▸ Given task
Repeat the material verbatim. Images are excluded from the copy.

Stored entries
::::

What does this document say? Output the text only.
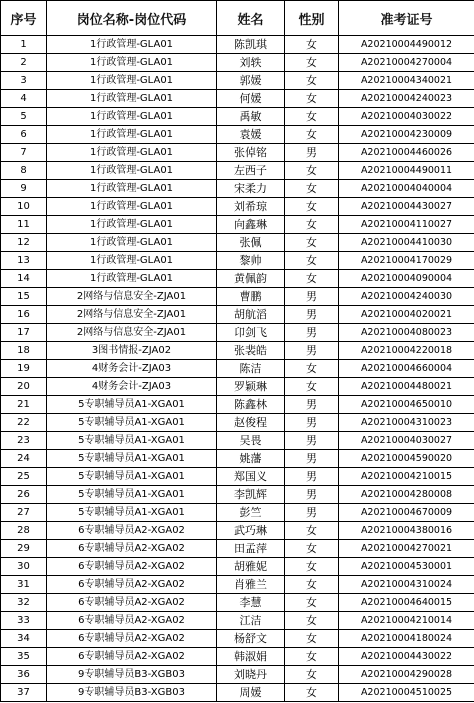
序号	岗位名称-岗位代码	姓名	性别	准考证号
1	1行政管理-GLA01	陈凯琪	女	A20210004490012
2	1行政管理-GLA01	刘轶	女	A20210004270004
3	1行政管理-GLA01	郭媛	女	A20210004340021
4	1行政管理-GLA01	何媛	女	A20210004240023
5	1行政管理-GLA01	禹敏	女	A20210004030022
6	1行政管理-GLA01	袁媛	女	A20210004230009
7	1行政管理-GLA01	张倬铭	男	A20210004460026
8	1行政管理-GLA01	左西子	女	A20210004490011
9	1行政管理-GLA01	宋柔力	女	A20210004040004
10	1行政管理-GLA01	刘希琼	女	A20210004430027
11	1行政管理-GLA01	向鑫琳	女	A20210004110027
12	1行政管理-GLA01	张佩	女	A20210004410030
13	1行政管理-GLA01	黎帅	女	A20210004170029
14	1行政管理-GLA01	黄佩韵	女	A20210004090004
15	2网络与信息安全-ZJA01	曹鹏	男	A20210004240030
16	2网络与信息安全-ZJA01	胡航滔	男	A20210004020021
17	2网络与信息安全-ZJA01	卬剑飞	男	A20210004080023
18	3图书情报-ZJA02	张裴皓	男	A20210004220018
19	4财务会计-ZJA03	陈洁	女	A20210004660004
20	4财务会计-ZJA03	罗颖琳	女	A20210004480021
21	5专职辅导员A1-XGA01	陈鑫林	男	A20210004650010
22	5专职辅导员A1-XGA01	赵俊程	男	A20210004310023
23	5专职辅导员A1-XGA01	吴畏	男	A20210004030027
24	5专职辅导员A1-XGA01	姚藩	男	A20210004590020
25	5专职辅导员A1-XGA01	郑国义	男	A20210004210015
26	5专职辅导员A1-XGA01	李凯辉	男	A20210004280008
27	5专职辅导员A1-XGA01	彭竺	男	A20210004670009
28	6专职辅导员A2-XGA02	武巧琳	女	A20210004380016
29	6专职辅导员A2-XGA02	田孟萍	女	A20210004270021
30	6专职辅导员A2-XGA02	胡雅妮	女	A20210004530001
31	6专职辅导员A2-XGA02	肖雅兰	女	A20210004310024
32	6专职辅导员A2-XGA02	李慧	女	A20210004640015
33	6专职辅导员A2-XGA02	江洁	女	A20210004210014
34	6专职辅导员A2-XGA02	杨舒文	女	A20210004180024
35	6专职辅导员A2-XGA02	韩淑娟	女	A20210004430022
36	9专职辅导员B3-XGB03	刘晓丹	女	A20210004290028
37	9专职辅导员B3-XGB03	周媛	女	A20210004510025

::::

▸ Problem solution
What does this document say? Output the text only.
序号	岗位名称-岗位代码	姓名	性别	准考证号
1	1行政管理-GLA01	陈凯琪	女	A20210004490012
2	1行政管理-GLA01	刘轶	女	A20210004270004
3	1行政管理-GLA01	郭媛	女	A20210004340021
4	1行政管理-GLA01	何媛	女	A20210004240023
5	1行政管理-GLA01	禹敏	女	A20210004030022
6	1行政管理-GLA01	袁媛	女	A20210004230009
7	1行政管理-GLA01	张倬铭	男	A20210004460026
8	1行政管理-GLA01	左西子	女	A20210004490011
9	1行政管理-GLA01	宋柔力	女	A20210004040004
10	1行政管理-GLA01	刘希琼	女	A20210004430027
11	1行政管理-GLA01	向鑫琳	女	A20210004110027
12	1行政管理-GLA01	张佩	女	A20210004410030
13	1行政管理-GLA01	黎帅	女	A20210004170029
14	1行政管理-GLA01	黄佩韵	女	A20210004090004
15	2网络与信息安全-ZJA01	曹鹏	男	A20210004240030
16	2网络与信息安全-ZJA01	胡航滔	男	A20210004020021
17	2网络与信息安全-ZJA01	卬剑飞	男	A20210004080023
18	3图书情报-ZJA02	张裴皓	男	A20210004220018
19	4财务会计-ZJA03	陈洁	女	A20210004660004
20	4财务会计-ZJA03	罗颖琳	女	A20210004480021
21	5专职辅导员A1-XGA01	陈鑫林	男	A20210004650010
22	5专职辅导员A1-XGA01	赵俊程	男	A20210004310023
23	5专职辅导员A1-XGA01	吴畏	男	A20210004030027
24	5专职辅导员A1-XGA01	姚藩	男	A20210004590020
25	5专职辅导员A1-XGA01	郑国义	男	A20210004210015
26	5专职辅导员A1-XGA01	李凯辉	男	A20210004280008
27	5专职辅导员A1-XGA01	彭竺	男	A20210004670009
28	6专职辅导员A2-XGA02	武巧琳	女	A20210004380016
29	6专职辅导员A2-XGA02	田孟萍	女	A20210004270021
30	6专职辅导员A2-XGA02	胡雅妮	女	A20210004530001
31	6专职辅导员A2-XGA02	肖雅兰	女	A20210004310024
32	6专职辅导员A2-XGA02	李慧	女	A20210004640015
33	6专职辅导员A2-XGA02	江洁	女	A20210004210014
34	6专职辅导员A2-XGA02	杨舒文	女	A20210004180024
35	6专职辅导员A2-XGA02	韩淑娟	女	A20210004430022
36	9专职辅导员B3-XGB03	刘晓丹	女	A20210004290028
37	9专职辅导员B3-XGB03	周媛	女	A20210004510025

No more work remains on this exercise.